[Source records]

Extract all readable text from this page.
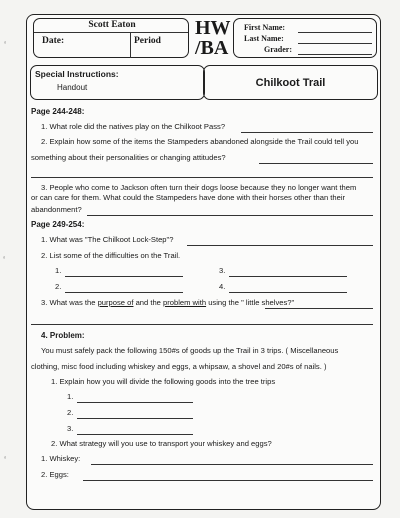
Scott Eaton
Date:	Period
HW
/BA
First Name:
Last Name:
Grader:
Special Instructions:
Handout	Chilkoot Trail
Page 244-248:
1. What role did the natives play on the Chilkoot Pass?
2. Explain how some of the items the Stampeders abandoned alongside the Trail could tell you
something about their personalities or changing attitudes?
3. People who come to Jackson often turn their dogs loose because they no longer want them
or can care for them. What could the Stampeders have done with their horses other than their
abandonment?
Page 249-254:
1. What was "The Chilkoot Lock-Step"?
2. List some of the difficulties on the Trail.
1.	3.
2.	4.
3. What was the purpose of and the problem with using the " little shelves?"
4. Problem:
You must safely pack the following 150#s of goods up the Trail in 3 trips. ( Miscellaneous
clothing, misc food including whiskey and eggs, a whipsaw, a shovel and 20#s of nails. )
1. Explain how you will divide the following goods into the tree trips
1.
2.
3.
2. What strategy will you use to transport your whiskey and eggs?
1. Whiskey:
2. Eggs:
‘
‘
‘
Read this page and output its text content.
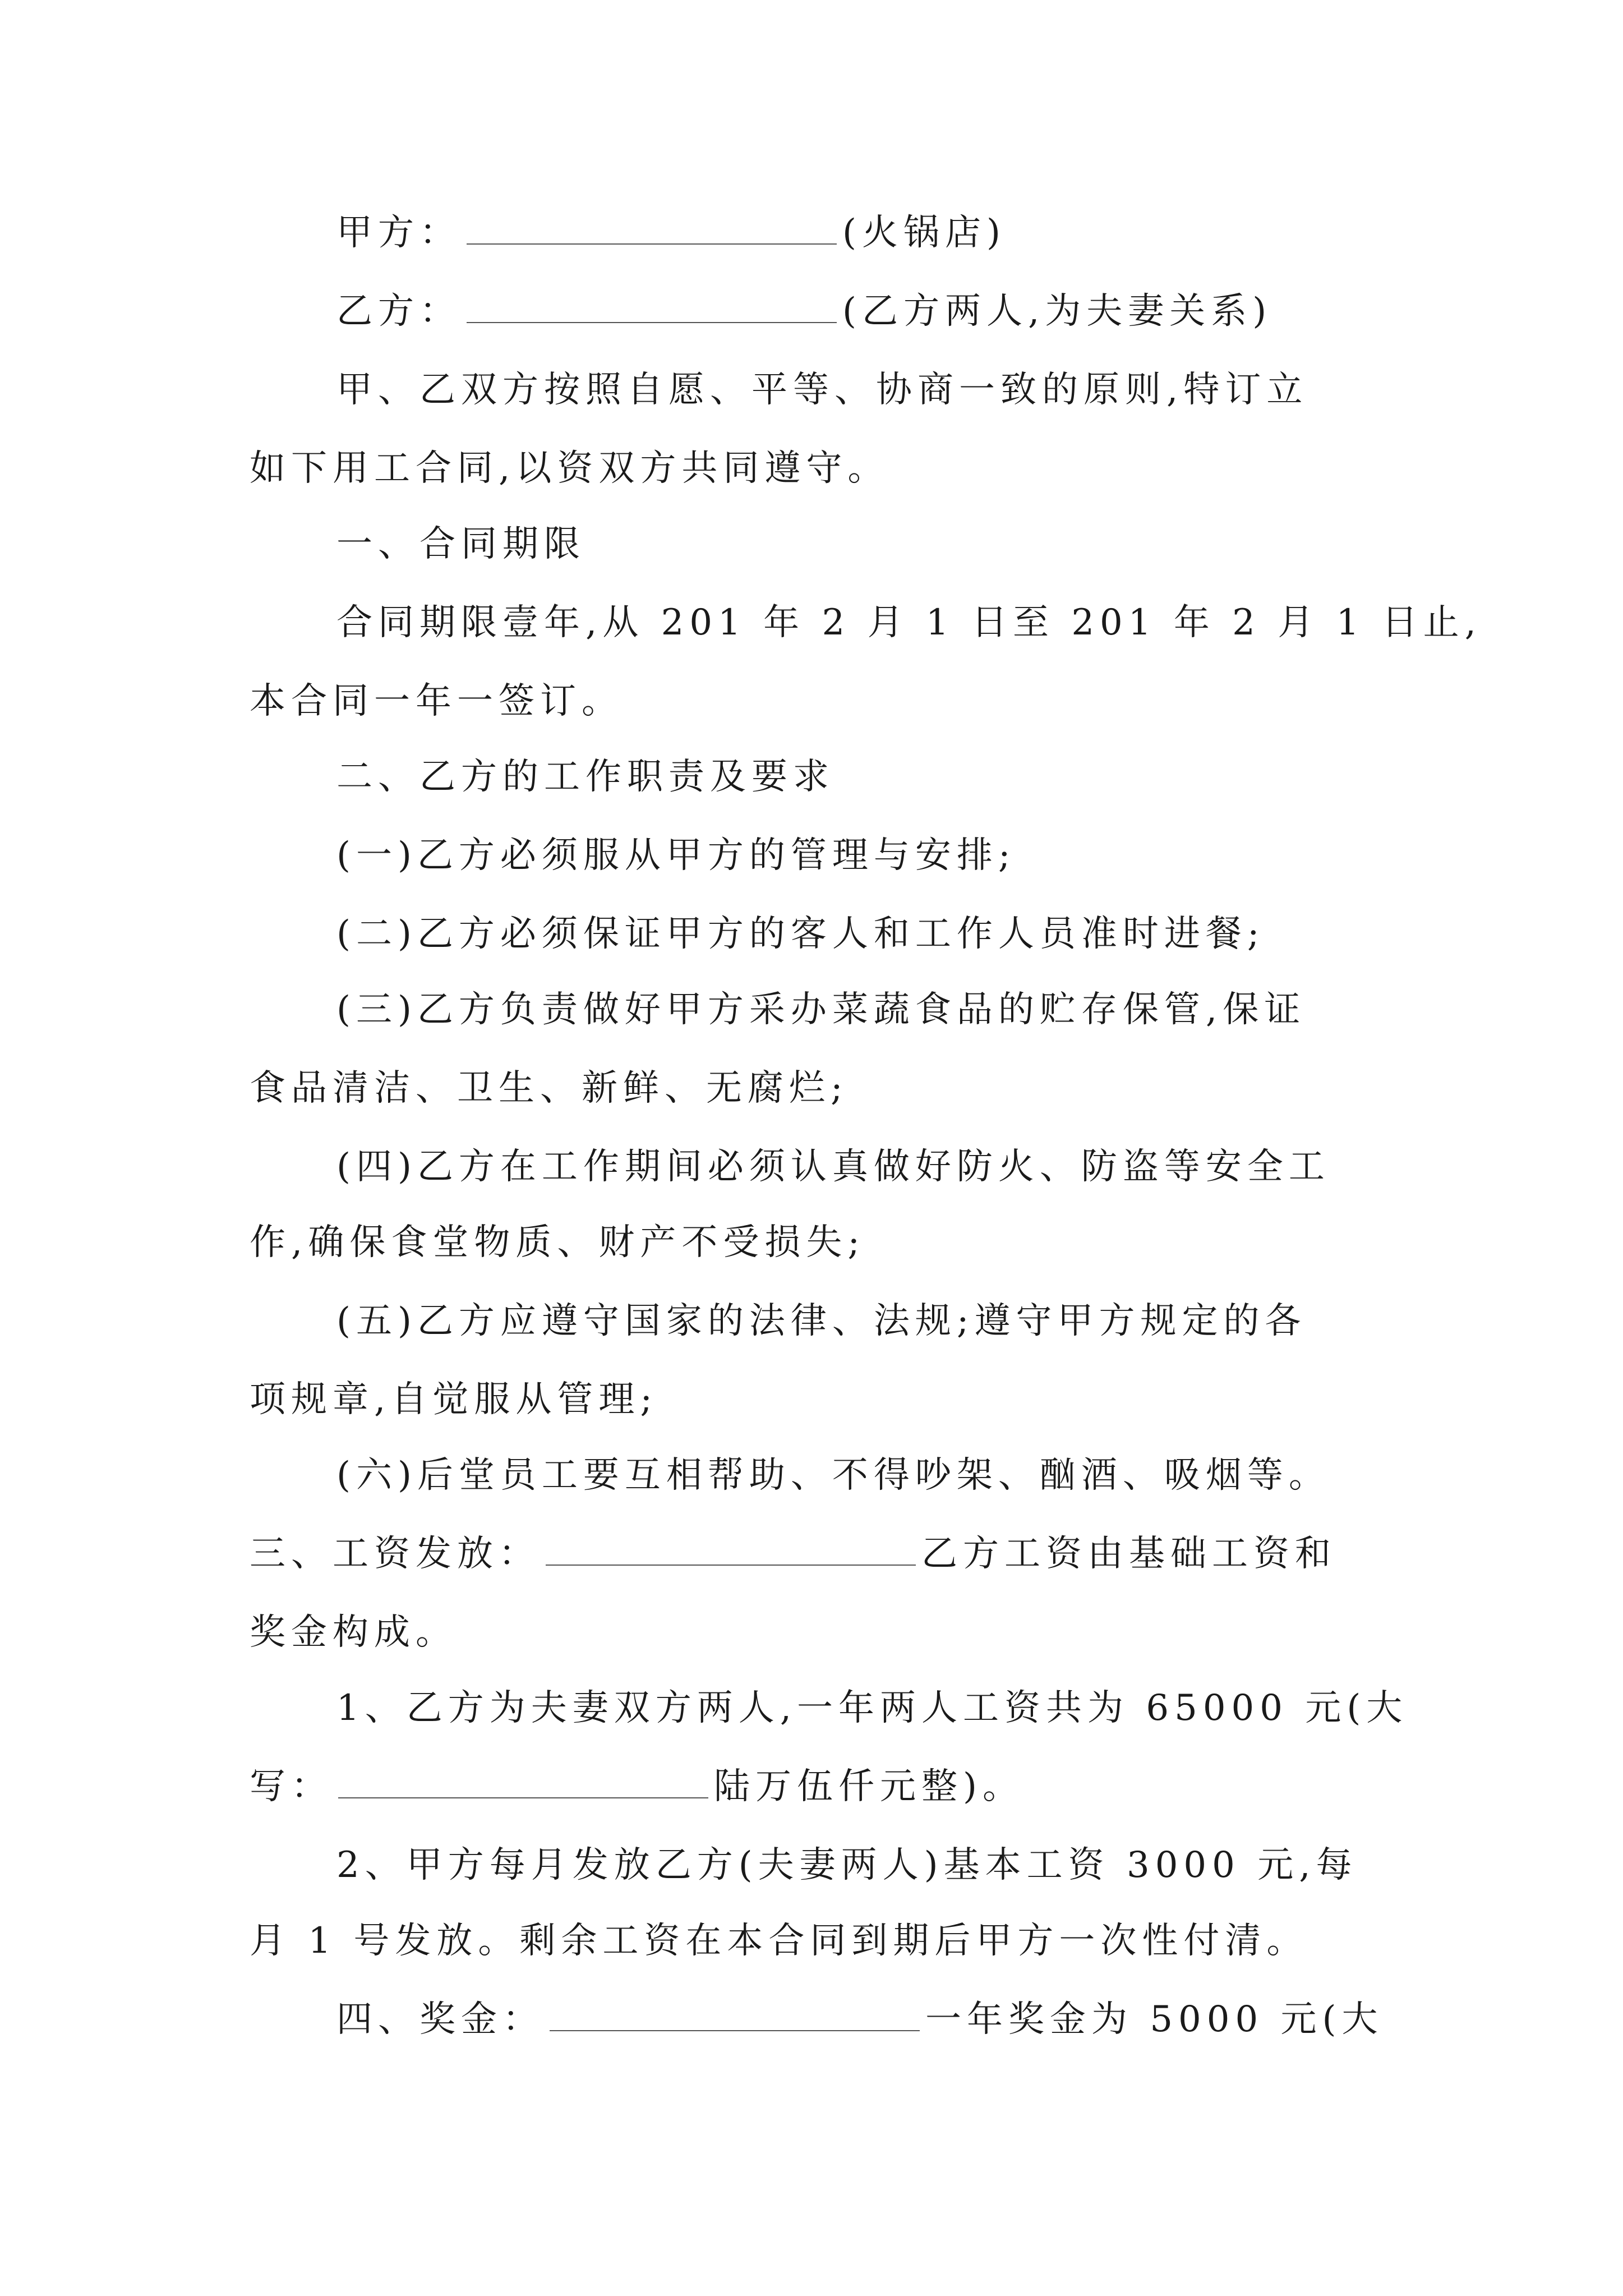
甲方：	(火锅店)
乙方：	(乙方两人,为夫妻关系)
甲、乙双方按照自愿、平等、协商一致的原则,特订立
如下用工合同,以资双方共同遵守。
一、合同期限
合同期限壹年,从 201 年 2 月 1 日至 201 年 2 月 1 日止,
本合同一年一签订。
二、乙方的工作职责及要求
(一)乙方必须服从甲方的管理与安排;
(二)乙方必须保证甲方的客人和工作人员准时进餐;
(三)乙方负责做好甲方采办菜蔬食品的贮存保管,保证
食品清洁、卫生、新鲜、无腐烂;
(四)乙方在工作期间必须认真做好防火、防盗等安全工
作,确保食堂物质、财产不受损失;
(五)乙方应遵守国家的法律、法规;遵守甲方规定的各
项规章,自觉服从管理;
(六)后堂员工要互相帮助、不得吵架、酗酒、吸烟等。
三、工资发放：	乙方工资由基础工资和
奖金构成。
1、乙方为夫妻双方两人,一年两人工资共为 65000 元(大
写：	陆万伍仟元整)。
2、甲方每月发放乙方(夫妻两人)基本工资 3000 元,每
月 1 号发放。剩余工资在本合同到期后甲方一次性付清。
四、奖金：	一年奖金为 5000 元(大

* * *

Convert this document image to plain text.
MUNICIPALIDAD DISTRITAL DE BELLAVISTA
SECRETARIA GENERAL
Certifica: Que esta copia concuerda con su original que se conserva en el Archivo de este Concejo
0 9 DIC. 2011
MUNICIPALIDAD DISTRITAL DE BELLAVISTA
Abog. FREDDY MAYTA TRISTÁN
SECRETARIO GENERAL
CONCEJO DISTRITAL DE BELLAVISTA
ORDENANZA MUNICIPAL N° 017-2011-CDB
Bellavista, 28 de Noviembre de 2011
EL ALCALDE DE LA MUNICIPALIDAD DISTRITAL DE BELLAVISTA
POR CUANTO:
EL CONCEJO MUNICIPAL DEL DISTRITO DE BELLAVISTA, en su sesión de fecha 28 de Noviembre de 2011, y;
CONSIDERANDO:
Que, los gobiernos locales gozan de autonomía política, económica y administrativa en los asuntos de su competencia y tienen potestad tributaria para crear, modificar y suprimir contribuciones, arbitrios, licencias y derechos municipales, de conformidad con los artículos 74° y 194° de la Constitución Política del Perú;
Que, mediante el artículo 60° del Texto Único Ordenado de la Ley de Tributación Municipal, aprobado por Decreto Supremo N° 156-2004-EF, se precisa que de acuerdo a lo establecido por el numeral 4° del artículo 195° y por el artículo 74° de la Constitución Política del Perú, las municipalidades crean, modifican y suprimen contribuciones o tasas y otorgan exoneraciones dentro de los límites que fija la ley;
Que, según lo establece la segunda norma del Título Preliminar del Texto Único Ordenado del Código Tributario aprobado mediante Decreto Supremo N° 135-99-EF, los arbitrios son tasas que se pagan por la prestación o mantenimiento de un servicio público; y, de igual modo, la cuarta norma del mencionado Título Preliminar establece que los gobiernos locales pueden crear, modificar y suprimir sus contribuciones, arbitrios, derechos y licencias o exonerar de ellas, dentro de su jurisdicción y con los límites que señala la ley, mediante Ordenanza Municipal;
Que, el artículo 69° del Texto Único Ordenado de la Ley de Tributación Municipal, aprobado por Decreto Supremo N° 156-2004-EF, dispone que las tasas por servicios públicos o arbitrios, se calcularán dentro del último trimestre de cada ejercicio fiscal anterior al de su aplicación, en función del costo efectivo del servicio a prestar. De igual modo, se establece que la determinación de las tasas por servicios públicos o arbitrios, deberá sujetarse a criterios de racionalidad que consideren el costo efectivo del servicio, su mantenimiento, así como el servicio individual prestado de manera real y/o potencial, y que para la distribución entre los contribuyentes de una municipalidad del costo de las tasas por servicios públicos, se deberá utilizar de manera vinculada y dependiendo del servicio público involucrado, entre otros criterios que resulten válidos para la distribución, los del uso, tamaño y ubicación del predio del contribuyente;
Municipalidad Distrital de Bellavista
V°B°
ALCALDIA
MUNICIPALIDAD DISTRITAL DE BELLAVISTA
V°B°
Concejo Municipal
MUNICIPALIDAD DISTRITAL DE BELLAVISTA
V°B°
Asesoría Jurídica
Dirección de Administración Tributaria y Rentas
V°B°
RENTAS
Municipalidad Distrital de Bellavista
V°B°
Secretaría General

**TASK TO CARRY OUT**
Return each line of the listing that holds the string "Chilkoot".

**OUTPUT**
Handout	Chilkoot Trail
1. What role did the natives play on the Chilkoot Pass?
1. What was "The Chilkoot Lock-Step"?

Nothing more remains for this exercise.